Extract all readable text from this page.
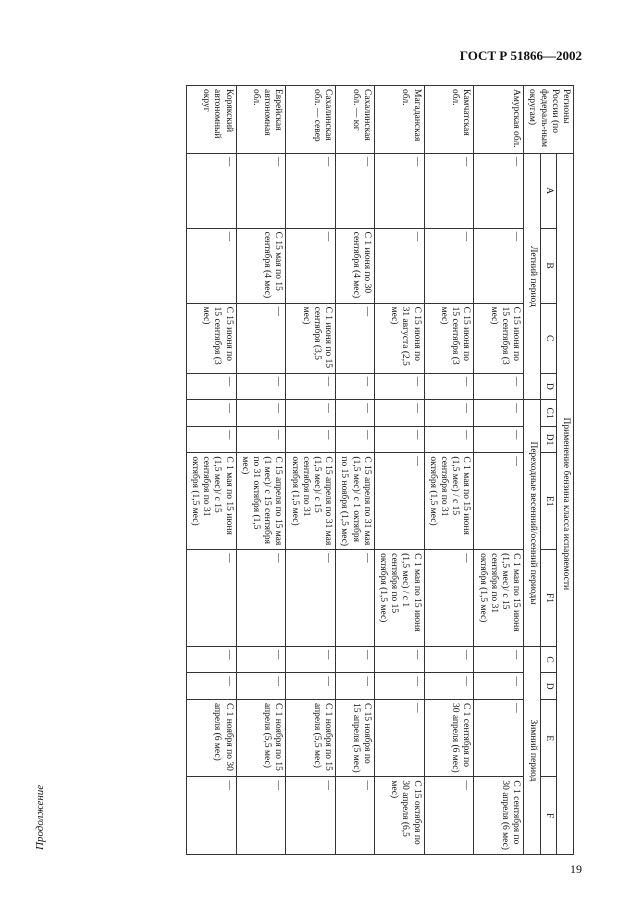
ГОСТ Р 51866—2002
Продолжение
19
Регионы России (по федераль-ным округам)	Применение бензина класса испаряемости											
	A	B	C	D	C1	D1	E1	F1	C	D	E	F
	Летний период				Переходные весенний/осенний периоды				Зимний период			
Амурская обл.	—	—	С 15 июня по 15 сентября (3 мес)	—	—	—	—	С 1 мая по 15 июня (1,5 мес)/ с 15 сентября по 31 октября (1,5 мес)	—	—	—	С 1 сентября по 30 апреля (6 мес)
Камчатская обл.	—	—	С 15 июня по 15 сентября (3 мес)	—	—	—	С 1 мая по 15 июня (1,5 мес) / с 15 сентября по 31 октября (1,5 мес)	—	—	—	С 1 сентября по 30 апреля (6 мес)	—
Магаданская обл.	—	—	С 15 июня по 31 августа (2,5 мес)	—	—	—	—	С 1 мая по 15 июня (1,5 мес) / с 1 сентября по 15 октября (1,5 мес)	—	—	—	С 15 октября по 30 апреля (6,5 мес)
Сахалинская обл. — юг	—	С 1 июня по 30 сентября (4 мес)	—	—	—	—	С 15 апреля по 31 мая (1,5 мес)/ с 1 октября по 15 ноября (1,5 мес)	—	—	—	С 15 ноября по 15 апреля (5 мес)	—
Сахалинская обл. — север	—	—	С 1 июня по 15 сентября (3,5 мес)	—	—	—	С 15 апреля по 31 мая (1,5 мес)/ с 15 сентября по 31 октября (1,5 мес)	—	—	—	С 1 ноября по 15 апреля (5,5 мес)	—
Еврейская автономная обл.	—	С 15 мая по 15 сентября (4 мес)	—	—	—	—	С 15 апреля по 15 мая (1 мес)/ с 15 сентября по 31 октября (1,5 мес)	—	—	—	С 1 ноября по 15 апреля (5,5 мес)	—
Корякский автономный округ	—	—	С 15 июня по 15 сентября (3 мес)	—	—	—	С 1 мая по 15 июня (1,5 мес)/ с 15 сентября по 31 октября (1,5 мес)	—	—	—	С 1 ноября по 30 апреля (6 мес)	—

---

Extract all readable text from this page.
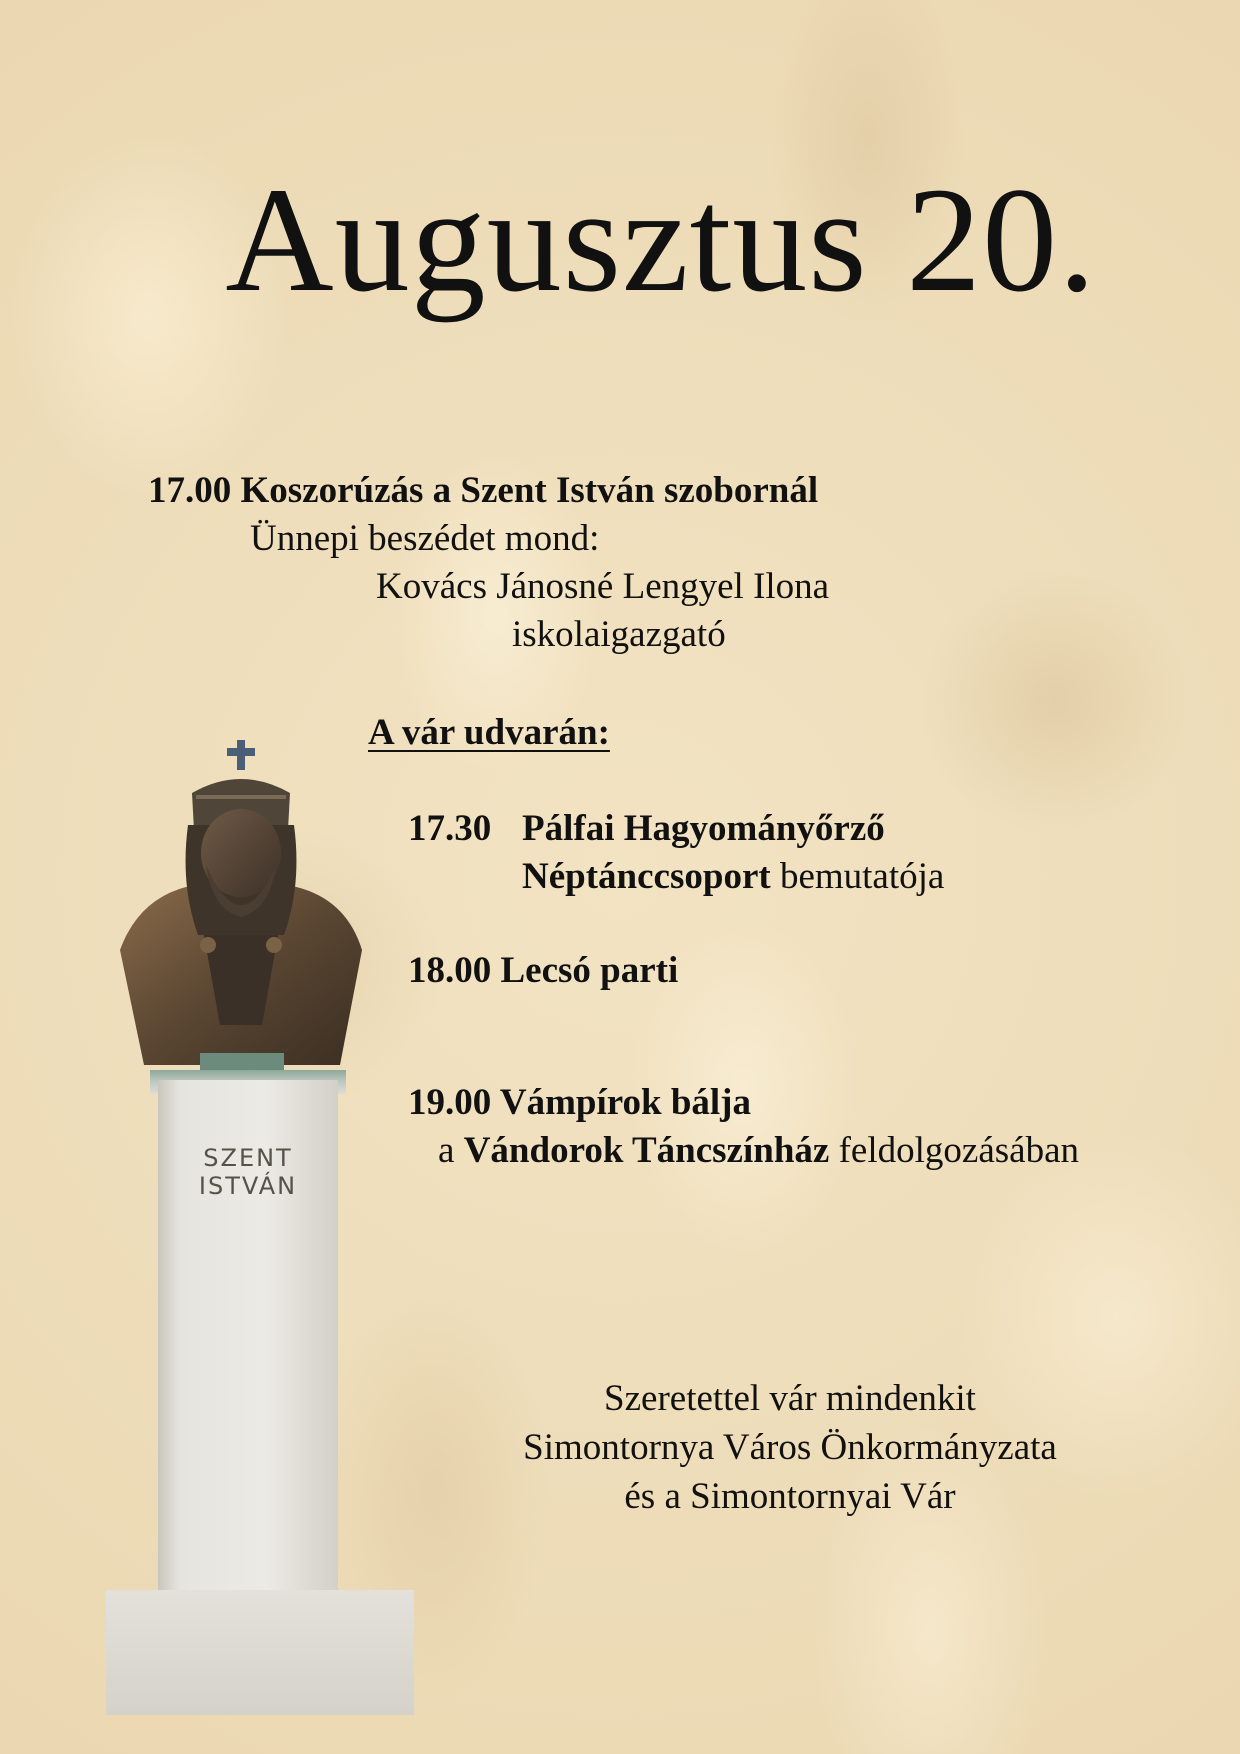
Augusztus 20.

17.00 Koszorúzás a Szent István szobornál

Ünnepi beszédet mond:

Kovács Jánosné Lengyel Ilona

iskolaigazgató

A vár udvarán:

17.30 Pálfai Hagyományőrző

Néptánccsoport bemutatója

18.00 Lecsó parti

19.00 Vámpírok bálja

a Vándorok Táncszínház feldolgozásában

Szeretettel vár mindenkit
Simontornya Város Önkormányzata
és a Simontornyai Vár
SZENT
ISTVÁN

• [Exercise details]
Using the listing above, locate the lines that hold "июня" and copy each one.

• [Output of the exercise]
Амурская обл.	—	—	С 15 июня по 15 сентября (3 мес)	—	—	—	—	С 1 мая по 15 июня (1,5 мес)/ с 15 сентября по 31 октября (1,5 мес)	—	—	—	С 1 сентября по 30 апреля (6 мес)
Камчатская обл.	—	—	С 15 июня по 15 сентября (3 мес)	—	—	—	С 1 мая по 15 июня (1,5 мес) / с 15 сентября по 31 октября (1,5 мес)	—	—	—	С 1 сентября по 30 апреля (6 мес)	—
Магаданская обл.	—	—	С 15 июня по 31 августа (2,5 мес)	—	—	—	—	С 1 мая по 15 июня (1,5 мес) / с 1 сентября по 15 октября (1,5 мес)	—	—	—	С 15 октября по 30 апреля (6,5 мес)
Сахалинская обл. — юг	—	С 1 июня по 30 сентября (4 мес)	—	—	—	—	С 15 апреля по 31 мая (1,5 мес)/ с 1 октября по 15 ноября (1,5 мес)	—	—	—	С 15 ноября по 15 апреля (5 мес)	—
Сахалинская обл. — север	—	—	С 1 июня по 15 сентября (3,5 мес)	—	—	—	С 15 апреля по 31 мая (1,5 мес)/ с 15 сентября по 31 октября (1,5 мес)	—	—	—	С 1 ноября по 15 апреля (5,5 мес)	—
Корякский автономный округ	—	—	С 15 июня по 15 сентября (3 мес)	—	—	—	С 1 мая по 15 июня (1,5 мес)/ с 15 сентября по 31 октября (1,5 мес)	—	—	—	С 1 ноября по 30 апреля (6 мес)	—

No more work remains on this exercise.